▶ **To be done**: Search the listing below for the string "Nación" and copy every line where it occurs.

▶ **Saved data entries**:
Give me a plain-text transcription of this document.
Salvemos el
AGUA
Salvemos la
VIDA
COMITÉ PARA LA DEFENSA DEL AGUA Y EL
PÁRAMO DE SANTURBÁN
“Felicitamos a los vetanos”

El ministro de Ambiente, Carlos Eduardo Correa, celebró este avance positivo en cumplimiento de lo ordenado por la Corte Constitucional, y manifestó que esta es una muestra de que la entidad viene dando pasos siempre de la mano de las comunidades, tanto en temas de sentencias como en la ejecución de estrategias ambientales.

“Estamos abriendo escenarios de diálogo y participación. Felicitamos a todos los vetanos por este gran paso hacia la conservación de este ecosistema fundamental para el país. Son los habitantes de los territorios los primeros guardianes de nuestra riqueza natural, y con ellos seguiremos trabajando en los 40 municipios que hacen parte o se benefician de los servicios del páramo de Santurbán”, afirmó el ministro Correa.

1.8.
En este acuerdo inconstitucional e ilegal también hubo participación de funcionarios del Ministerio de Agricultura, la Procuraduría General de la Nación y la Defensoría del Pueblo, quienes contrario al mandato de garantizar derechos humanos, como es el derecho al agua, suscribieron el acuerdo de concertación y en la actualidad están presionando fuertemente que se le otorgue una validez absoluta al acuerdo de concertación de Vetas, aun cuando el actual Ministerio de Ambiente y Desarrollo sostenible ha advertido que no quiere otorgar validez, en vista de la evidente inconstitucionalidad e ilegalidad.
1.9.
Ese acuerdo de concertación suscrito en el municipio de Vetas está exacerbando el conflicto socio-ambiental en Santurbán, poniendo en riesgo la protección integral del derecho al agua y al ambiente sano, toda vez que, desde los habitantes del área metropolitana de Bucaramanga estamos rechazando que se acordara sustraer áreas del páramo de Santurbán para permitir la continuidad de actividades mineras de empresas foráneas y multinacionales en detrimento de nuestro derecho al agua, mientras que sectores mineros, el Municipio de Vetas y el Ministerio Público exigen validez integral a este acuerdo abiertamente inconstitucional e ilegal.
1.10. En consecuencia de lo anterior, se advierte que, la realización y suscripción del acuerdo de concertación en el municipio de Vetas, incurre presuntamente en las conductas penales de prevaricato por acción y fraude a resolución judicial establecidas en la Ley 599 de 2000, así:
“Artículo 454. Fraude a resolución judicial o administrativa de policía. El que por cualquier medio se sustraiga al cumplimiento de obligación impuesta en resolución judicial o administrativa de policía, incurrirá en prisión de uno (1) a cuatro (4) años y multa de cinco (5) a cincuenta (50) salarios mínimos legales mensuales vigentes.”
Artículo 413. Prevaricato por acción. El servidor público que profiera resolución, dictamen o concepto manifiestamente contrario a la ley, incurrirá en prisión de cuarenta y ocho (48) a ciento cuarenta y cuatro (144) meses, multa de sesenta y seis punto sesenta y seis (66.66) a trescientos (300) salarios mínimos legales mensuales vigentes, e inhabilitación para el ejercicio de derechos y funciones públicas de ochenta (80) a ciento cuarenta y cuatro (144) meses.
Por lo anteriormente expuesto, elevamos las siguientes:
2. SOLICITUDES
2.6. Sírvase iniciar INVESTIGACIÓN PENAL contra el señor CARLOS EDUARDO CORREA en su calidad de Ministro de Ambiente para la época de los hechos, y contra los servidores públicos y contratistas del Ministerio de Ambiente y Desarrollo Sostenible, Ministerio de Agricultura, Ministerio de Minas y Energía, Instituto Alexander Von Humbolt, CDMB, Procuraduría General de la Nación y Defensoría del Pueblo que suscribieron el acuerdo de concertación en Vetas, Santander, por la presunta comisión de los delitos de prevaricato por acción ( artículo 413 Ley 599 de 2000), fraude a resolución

▶ **Exercise output**:
En este acuerdo inconstitucional e ilegal también hubo participación de funcionarios del Ministerio de Agricultura, la Procuraduría General de la Nación y la Defensoría del Pueblo, quienes contrario al mandato de garantizar derechos humanos, como es el derecho al agua, suscribieron el acuerdo de concertación y en la actualidad están presionando fuertemente que se le otorgue una validez absoluta al acuerdo de concertación de Vetas, aun cuando el actual Ministerio de Ambiente y Desarrollo sostenible ha advertido que no quiere otorgar validez, en vista de la evidente inconstitucionalidad e ilegalidad.
2.6. Sírvase iniciar INVESTIGACIÓN PENAL contra el señor CARLOS EDUARDO CORREA en su calidad de Ministro de Ambiente para la época de los hechos, y contra los servidores públicos y contratistas del Ministerio de Ambiente y Desarrollo Sostenible, Ministerio de Agricultura, Ministerio de Minas y Energía, Instituto Alexander Von Humbolt, CDMB, Procuraduría General de la Nación y Defensoría del Pueblo que suscribieron el acuerdo de concertación en Vetas, Santander, por la presunta comisión de los delitos de prevaricato por acción ( artículo 413 Ley 599 de 2000), fraude a resolución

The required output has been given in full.